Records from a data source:
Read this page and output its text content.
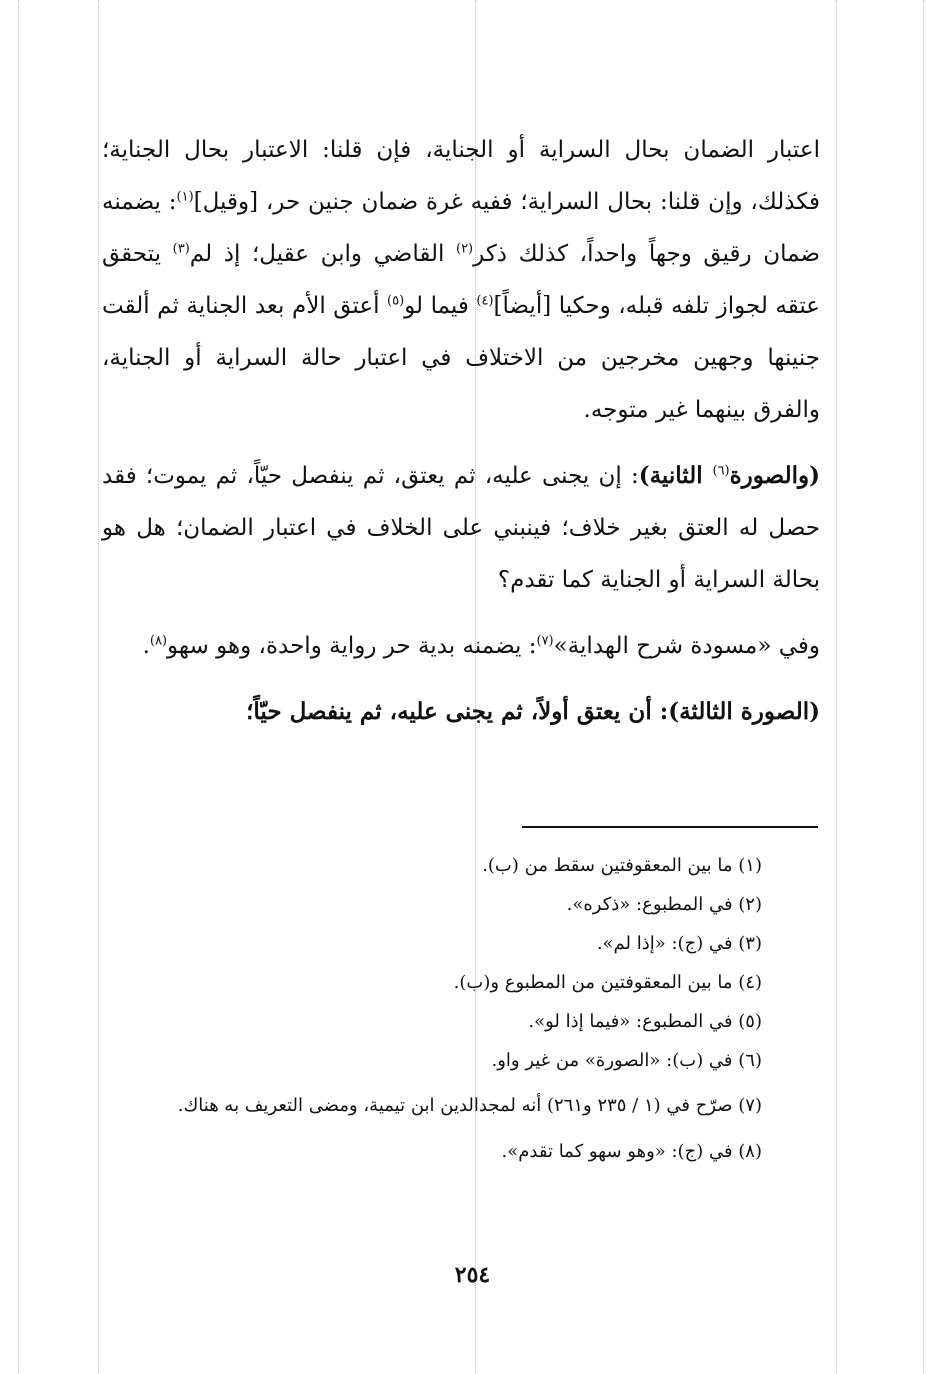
اعتبار الضمان بحال السراية أو الجناية، فإن قلنا: الاعتبار بحال الجناية؛ فكذلك، وإن قلنا: بحال السراية؛ ففيه غرة ضمان جنين حر، [وقيل]$^{(١)}$: يضمنه ضمان رقيق وجهاً واحداً، كذلك ذكر$^{(٢)}$ القاضي وابن عقيل؛ إذ لم$^{(٣)}$ يتحقق عتقه لجواز تلفه قبله، وحكيا [أيضاً]$^{(٤)}$ فيما لو$^{(٥)}$ أعتق الأم بعد الجناية ثم ألقت جنينها وجهين مخرجين من الاختلاف في اعتبار حالة السراية أو الجناية، والفرق بينهما غير متوجه.

(والصورة$^{(٦)}$ الثانية): إن يجنى عليه، ثم يعتق، ثم ينفصل حيّاً، ثم يموت؛ فقد حصل له العتق بغير خلاف؛ فينبني على الخلاف في اعتبار الضمان؛ هل هو بحالة السراية أو الجناية كما تقدم؟

وفي «مسودة شرح الهداية»$^{(٧)}$: يضمنه بدية حر رواية واحدة، وهو سهو$^{(٨)}$.

(الصورة الثالثة): أن يعتق أولاً، ثم يجنى عليه، ثم ينفصل حيّاً؛

(١) ما بين المعقوفتين سقط من (ب).

(٢) في المطبوع: «ذكره».

(٣) في (ج): «إذا لم».

(٤) ما بين المعقوفتين من المطبوع و(ب).

(٥) في المطبوع: «فيما إذا لو».

(٦) في (ب): «الصورة» من غير واو.

(٧) صرّح في (١ / ٢٣٥ و٢٦١) أنه لمجدالدين ابن تيمية، ومضى التعريف به هناك.

(٨) في (ج): «وهو سهو كما تقدم».

٢٥٤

§ EXERCISE TASK
From the data, pick out every line that includes "يضمنه".

§ TASK RESULT
اعتبار الضمان بحال السراية أو الجناية، فإن قلنا: الاعتبار بحال الجناية؛ فكذلك، وإن قلنا: بحال السراية؛ ففيه غرة ضمان جنين حر، [وقيل]$^{(١)}$: يضمنه ضمان رقيق وجهاً واحداً، كذلك ذكر$^{(٢)}$ القاضي وابن عقيل؛ إذ لم$^{(٣)}$ يتحقق عتقه لجواز تلفه قبله، وحكيا [أيضاً]$^{(٤)}$ فيما لو$^{(٥)}$ أعتق الأم بعد الجناية ثم ألقت جنينها وجهين مخرجين من الاختلاف في اعتبار حالة السراية أو الجناية، والفرق بينهما غير متوجه.
وفي «مسودة شرح الهداية»$^{(٧)}$: يضمنه بدية حر رواية واحدة، وهو سهو$^{(٨)}$.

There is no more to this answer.